◆ Collection entries ◆
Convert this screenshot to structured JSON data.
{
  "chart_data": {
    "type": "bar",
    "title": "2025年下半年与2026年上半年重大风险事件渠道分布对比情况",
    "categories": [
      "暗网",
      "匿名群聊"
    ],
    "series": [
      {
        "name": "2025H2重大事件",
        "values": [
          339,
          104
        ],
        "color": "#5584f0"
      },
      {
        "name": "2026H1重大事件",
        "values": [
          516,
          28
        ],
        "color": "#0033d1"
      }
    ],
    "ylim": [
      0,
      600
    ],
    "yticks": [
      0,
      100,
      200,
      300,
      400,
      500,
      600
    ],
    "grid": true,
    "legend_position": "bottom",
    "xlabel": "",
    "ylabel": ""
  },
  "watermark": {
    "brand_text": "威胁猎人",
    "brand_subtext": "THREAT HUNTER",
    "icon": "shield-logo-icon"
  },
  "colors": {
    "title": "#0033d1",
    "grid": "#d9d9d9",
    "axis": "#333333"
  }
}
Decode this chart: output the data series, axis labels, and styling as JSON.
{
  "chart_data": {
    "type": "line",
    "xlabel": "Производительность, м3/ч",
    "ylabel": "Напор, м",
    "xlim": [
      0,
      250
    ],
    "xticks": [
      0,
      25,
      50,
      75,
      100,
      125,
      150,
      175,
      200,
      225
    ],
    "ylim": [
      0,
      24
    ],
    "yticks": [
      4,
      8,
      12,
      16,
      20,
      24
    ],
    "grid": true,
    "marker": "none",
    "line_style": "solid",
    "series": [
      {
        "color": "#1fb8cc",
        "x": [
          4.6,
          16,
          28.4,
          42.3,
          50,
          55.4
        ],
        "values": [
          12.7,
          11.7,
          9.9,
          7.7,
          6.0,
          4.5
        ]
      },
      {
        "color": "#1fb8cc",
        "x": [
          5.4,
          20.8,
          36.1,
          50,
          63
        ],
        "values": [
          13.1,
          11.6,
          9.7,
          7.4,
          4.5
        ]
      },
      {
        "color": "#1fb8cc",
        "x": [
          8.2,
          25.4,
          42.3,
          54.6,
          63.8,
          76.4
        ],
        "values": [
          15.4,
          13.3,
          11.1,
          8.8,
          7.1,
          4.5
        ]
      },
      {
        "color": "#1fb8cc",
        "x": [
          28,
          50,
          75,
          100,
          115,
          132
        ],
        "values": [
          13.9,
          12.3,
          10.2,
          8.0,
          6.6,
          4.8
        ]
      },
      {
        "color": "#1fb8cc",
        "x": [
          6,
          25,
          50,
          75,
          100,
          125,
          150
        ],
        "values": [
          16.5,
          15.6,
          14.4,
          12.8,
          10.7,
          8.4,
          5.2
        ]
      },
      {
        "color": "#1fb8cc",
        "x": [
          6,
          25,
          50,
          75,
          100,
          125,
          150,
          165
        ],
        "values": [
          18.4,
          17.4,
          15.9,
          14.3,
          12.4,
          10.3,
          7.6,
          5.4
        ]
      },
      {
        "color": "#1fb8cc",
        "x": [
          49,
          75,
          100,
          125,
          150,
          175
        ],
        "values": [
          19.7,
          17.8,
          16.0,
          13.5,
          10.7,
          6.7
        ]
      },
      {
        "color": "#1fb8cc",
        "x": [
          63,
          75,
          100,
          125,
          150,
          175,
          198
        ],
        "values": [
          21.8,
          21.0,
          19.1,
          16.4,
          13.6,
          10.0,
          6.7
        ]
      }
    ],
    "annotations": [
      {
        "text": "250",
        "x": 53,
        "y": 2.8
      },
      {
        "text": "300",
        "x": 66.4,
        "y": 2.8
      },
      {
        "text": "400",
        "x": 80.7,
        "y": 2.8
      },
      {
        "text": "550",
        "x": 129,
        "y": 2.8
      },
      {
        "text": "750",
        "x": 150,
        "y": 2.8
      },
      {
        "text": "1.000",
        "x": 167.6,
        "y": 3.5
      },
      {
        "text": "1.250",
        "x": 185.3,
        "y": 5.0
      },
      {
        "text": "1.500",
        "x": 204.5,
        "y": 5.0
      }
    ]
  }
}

◆ Task directions ◆
Retype all of the entries precisely as they are.

◆ Right answer ◆
Convert this screenshot to structured JSON data.
{
  "chart_data": {
    "type": "bar",
    "title": "2025年下半年与2026年上半年重大风险事件渠道分布对比情况",
    "categories": [
      "暗网",
      "匿名群聊"
    ],
    "series": [
      {
        "name": "2025H2重大事件",
        "values": [
          339,
          104
        ],
        "color": "#5584f0"
      },
      {
        "name": "2026H1重大事件",
        "values": [
          516,
          28
        ],
        "color": "#0033d1"
      }
    ],
    "ylim": [
      0,
      600
    ],
    "yticks": [
      0,
      100,
      200,
      300,
      400,
      500,
      600
    ],
    "grid": true,
    "legend_position": "bottom",
    "xlabel": "",
    "ylabel": ""
  },
  "watermark": {
    "brand_text": "威胁猎人",
    "brand_subtext": "THREAT HUNTER",
    "icon": "shield-logo-icon"
  },
  "colors": {
    "title": "#0033d1",
    "grid": "#d9d9d9",
    "axis": "#333333"
  }
}
Decode this chart: output the data series, axis labels, and styling as JSON.
{
  "chart_data": {
    "type": "line",
    "xlabel": "Производительность, м3/ч",
    "ylabel": "Напор, м",
    "xlim": [
      0,
      250
    ],
    "xticks": [
      0,
      25,
      50,
      75,
      100,
      125,
      150,
      175,
      200,
      225
    ],
    "ylim": [
      0,
      24
    ],
    "yticks": [
      4,
      8,
      12,
      16,
      20,
      24
    ],
    "grid": true,
    "marker": "none",
    "line_style": "solid",
    "series": [
      {
        "color": "#1fb8cc",
        "x": [
          4.6,
          16,
          28.4,
          42.3,
          50,
          55.4
        ],
        "values": [
          12.7,
          11.7,
          9.9,
          7.7,
          6.0,
          4.5
        ]
      },
      {
        "color": "#1fb8cc",
        "x": [
          5.4,
          20.8,
          36.1,
          50,
          63
        ],
        "values": [
          13.1,
          11.6,
          9.7,
          7.4,
          4.5
        ]
      },
      {
        "color": "#1fb8cc",
        "x": [
          8.2,
          25.4,
          42.3,
          54.6,
          63.8,
          76.4
        ],
        "values": [
          15.4,
          13.3,
          11.1,
          8.8,
          7.1,
          4.5
        ]
      },
      {
        "color": "#1fb8cc",
        "x": [
          28,
          50,
          75,
          100,
          115,
          132
        ],
        "values": [
          13.9,
          12.3,
          10.2,
          8.0,
          6.6,
          4.8
        ]
      },
      {
        "color": "#1fb8cc",
        "x": [
          6,
          25,
          50,
          75,
          100,
          125,
          150
        ],
        "values": [
          16.5,
          15.6,
          14.4,
          12.8,
          10.7,
          8.4,
          5.2
        ]
      },
      {
        "color": "#1fb8cc",
        "x": [
          6,
          25,
          50,
          75,
          100,
          125,
          150,
          165
        ],
        "values": [
          18.4,
          17.4,
          15.9,
          14.3,
          12.4,
          10.3,
          7.6,
          5.4
        ]
      },
      {
        "color": "#1fb8cc",
        "x": [
          49,
          75,
          100,
          125,
          150,
          175
        ],
        "values": [
          19.7,
          17.8,
          16.0,
          13.5,
          10.7,
          6.7
        ]
      },
      {
        "color": "#1fb8cc",
        "x": [
          63,
          75,
          100,
          125,
          150,
          175,
          198
        ],
        "values": [
          21.8,
          21.0,
          19.1,
          16.4,
          13.6,
          10.0,
          6.7
        ]
      }
    ],
    "annotations": [
      {
        "text": "250",
        "x": 53,
        "y": 2.8
      },
      {
        "text": "300",
        "x": 66.4,
        "y": 2.8
      },
      {
        "text": "400",
        "x": 80.7,
        "y": 2.8
      },
      {
        "text": "550",
        "x": 129,
        "y": 2.8
      },
      {
        "text": "750",
        "x": 150,
        "y": 2.8
      },
      {
        "text": "1.000",
        "x": 167.6,
        "y": 3.5
      },
      {
        "text": "1.250",
        "x": 185.3,
        "y": 5.0
      },
      {
        "text": "1.500",
        "x": 204.5,
        "y": 5.0
      }
    ]
  }
}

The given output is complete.